EXERCISE:
Give each line from the start of the records through the line containing "border-line: [499, 531, 549, 565]" as a JSON list of strings, with one string per line and blank lines omitted.

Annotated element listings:

-- BEGIN --

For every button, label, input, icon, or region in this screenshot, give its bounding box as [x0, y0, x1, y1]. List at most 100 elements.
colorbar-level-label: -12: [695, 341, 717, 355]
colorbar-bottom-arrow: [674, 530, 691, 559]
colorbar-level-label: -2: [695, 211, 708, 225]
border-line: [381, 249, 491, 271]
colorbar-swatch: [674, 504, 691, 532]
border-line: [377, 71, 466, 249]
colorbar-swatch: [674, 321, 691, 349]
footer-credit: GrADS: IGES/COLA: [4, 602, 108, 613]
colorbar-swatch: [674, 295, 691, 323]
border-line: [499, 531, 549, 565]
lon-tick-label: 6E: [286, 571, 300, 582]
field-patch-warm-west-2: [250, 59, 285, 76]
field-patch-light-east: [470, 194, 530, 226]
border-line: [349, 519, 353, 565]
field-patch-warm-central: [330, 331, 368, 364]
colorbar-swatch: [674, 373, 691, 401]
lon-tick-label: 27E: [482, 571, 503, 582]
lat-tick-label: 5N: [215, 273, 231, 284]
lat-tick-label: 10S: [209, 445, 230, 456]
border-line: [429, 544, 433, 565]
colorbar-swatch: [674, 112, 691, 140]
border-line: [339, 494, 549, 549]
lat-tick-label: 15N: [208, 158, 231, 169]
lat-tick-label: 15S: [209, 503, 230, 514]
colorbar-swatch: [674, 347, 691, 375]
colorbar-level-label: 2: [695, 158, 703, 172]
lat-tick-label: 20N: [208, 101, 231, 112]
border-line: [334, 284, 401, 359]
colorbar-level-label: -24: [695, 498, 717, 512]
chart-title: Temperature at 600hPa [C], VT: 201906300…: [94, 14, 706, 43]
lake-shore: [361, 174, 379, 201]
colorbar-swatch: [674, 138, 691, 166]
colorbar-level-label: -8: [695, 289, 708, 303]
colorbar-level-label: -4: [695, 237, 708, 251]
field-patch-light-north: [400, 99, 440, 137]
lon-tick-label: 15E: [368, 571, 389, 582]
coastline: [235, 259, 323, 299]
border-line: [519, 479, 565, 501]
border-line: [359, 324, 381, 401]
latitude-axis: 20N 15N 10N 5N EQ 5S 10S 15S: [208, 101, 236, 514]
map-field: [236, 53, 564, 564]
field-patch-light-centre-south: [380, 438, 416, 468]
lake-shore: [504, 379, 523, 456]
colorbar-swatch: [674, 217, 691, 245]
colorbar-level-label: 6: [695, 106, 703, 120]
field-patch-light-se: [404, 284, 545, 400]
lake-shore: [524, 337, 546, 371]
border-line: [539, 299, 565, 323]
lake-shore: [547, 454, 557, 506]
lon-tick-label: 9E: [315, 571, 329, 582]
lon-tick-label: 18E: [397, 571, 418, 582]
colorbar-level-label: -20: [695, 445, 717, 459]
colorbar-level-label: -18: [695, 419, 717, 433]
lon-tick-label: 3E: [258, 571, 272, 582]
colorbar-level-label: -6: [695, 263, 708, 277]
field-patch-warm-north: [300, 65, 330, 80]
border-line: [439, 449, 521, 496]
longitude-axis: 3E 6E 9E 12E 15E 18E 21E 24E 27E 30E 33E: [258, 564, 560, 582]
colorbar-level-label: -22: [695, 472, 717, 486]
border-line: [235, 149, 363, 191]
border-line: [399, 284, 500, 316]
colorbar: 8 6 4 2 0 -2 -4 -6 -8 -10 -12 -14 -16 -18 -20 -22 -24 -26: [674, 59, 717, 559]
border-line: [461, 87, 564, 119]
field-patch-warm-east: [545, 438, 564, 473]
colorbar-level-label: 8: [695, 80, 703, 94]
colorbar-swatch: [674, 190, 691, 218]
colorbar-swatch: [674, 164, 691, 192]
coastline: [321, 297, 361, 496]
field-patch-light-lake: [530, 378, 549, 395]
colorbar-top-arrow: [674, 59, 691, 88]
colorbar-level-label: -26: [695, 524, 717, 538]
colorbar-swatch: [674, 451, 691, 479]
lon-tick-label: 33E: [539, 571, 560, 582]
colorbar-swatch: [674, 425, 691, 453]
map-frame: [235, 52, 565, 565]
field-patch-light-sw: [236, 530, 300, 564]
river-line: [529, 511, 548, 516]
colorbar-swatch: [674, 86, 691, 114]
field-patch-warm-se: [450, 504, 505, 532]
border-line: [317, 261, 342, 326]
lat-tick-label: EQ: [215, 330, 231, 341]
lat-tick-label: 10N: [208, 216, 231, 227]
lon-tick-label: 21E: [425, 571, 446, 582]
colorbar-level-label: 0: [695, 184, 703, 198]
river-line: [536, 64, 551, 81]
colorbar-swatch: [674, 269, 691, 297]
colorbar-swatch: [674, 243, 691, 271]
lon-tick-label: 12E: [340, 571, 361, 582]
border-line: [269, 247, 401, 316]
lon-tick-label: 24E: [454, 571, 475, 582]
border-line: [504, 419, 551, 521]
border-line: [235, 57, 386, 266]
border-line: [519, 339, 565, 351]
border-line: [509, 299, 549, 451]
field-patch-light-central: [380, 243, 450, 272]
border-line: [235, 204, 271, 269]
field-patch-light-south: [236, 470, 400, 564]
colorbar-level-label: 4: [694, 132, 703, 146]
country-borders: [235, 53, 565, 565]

-- END --

COMPLETED EXERCISE:
[
  "For every button, label, input, icon, or region in this screenshot, give its bounding box as [x0, y0, x1, y1]. List at most 100 elements.",
  "colorbar-level-label: -12: [695, 341, 717, 355]",
  "colorbar-bottom-arrow: [674, 530, 691, 559]",
  "colorbar-level-label: -2: [695, 211, 708, 225]",
  "border-line: [381, 249, 491, 271]",
  "colorbar-swatch: [674, 504, 691, 532]",
  "border-line: [377, 71, 466, 249]",
  "colorbar-swatch: [674, 321, 691, 349]",
  "footer-credit: GrADS: IGES/COLA: [4, 602, 108, 613]",
  "colorbar-swatch: [674, 295, 691, 323]",
  "border-line: [499, 531, 549, 565]"
]